**PAGE TEXT**
——————
Expect a lot more posts about bisexuality around here. So, one of the reasons that I hesitated a little bit to apply the label of “bisexual” to myself, even when it was obvious that I’m attracted to both men and women, was that I haven’t really suffered from homophobia or biphobia, and I worried about being “attention seeking.” And when there are lots of people ready to say that you’re not “really bi” if you haven’t suffered enough, like the article Miri rebuts beautifully here, it’s not surprising.
What sparked me thinking about being bi and still having a lot of privileges that a straight person gets was a Twitter thread. @elielcruz was pointing out that a freaking LGBT magazine erased bi people, calling them gay, and pointed out that being bi is really stigmatized in the same ways being gay is. In some ways, more so, because spaces that are safe for the LG part of LGBT reject, ignore, or mistrust the B. (The T too, but that’s not my experience, so I can’t really speak to it.)
And I totally agreed with that but also couldn’t reconcile it with my own experience. That may be just because my experience is outside of the norm, even for a bisexual person. Until some time in my twenties, I thought of myself as straight. In college, I had fairly intense feelings toward female friends that felt platonic at the time, but may, looking back, have been crushes. They were similar to the intense crushes I had on guys, but without any (conscious) thinking about sex. I had internalized so much shame and guilt about sex at all, particularly sex outside of an opposite-sex marriage, that I think my whole sexuality was really repressed as a teenager and into college. Any kind of sexual thoughts, it all felt sinful and shameful. (Thanks, evangelical purity culture!)
——————
**TASKS AND EXERCISES**
**a)** Using the post on bisexuality, decide whether each statement agrees with it: (i) the writer thought of themselves as straight until some time in their twenties; (ii) an LGBT magazine called bi people straight; (iii) the writer speaks from experience about the T in LGBT. Answer yes or no for each and quote the words of the post that decide it.
**b)** Reproduce the post on bisexuality word for word, starting at "What sparked me" and ending at "speak to it.)".
**c)** According to the post on bisexuality, what started the writer thinking about being bi while still having many of the privileges a straight person gets?
The records below the post come from a separate source.
——————
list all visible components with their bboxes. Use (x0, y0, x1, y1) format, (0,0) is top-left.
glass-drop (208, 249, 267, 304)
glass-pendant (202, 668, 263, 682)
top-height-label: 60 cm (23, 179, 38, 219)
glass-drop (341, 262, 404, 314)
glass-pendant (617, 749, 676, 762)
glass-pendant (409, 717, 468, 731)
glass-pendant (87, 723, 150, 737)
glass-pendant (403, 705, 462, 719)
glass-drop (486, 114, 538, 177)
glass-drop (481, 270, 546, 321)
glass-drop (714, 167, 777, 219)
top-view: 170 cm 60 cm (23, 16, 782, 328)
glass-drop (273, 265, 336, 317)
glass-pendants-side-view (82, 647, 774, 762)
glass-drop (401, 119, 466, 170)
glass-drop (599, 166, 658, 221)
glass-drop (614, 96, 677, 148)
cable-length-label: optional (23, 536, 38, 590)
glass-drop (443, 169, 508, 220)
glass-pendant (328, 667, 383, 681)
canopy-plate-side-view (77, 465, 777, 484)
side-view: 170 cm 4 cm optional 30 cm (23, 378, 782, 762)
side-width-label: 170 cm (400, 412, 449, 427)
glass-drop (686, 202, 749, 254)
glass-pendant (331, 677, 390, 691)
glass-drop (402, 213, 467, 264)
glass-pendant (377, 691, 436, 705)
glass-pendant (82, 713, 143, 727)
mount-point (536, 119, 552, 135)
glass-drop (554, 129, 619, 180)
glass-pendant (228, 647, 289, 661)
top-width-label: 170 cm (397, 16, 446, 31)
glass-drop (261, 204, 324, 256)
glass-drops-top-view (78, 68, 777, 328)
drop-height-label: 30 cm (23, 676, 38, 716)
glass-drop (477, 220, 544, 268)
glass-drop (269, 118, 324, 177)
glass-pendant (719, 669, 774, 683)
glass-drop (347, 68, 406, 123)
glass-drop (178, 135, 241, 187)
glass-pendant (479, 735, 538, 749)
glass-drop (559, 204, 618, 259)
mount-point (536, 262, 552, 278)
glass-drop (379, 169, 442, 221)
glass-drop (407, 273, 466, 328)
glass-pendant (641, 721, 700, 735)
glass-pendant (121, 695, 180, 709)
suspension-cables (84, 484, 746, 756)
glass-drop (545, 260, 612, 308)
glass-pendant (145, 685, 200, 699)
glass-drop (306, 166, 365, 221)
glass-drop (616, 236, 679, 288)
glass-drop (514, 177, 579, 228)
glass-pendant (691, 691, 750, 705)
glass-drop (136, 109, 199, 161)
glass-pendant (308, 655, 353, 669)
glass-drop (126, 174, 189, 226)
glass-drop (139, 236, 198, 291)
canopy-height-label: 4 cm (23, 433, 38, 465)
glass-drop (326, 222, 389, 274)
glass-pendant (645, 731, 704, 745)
——————
**ANSWERS TO THE EXERCISE**
**a)**
(i) Yes: "Until some time in my twenties, I thought of myself as straight."
(ii) No: "a freaking LGBT magazine erased bi people, calling them gay"
(iii) No: "The T too, but that’s not my experience, so I can’t really speak to it."

**b)**
What sparked me thinking about being bi and still having a lot of privileges that a straight person gets was a Twitter thread. @elielcruz was pointing out that a freaking LGBT magazine erased bi people, calling them gay, and pointed out that being bi is really stigmatized in the same ways being gay is. In some ways, more so, because spaces that are safe for the LG part of LGBT reject, ignore, or mistrust the B. (The T too, but that’s not my experience, so I can’t really speak to it.)

**c)** A Twitter thread.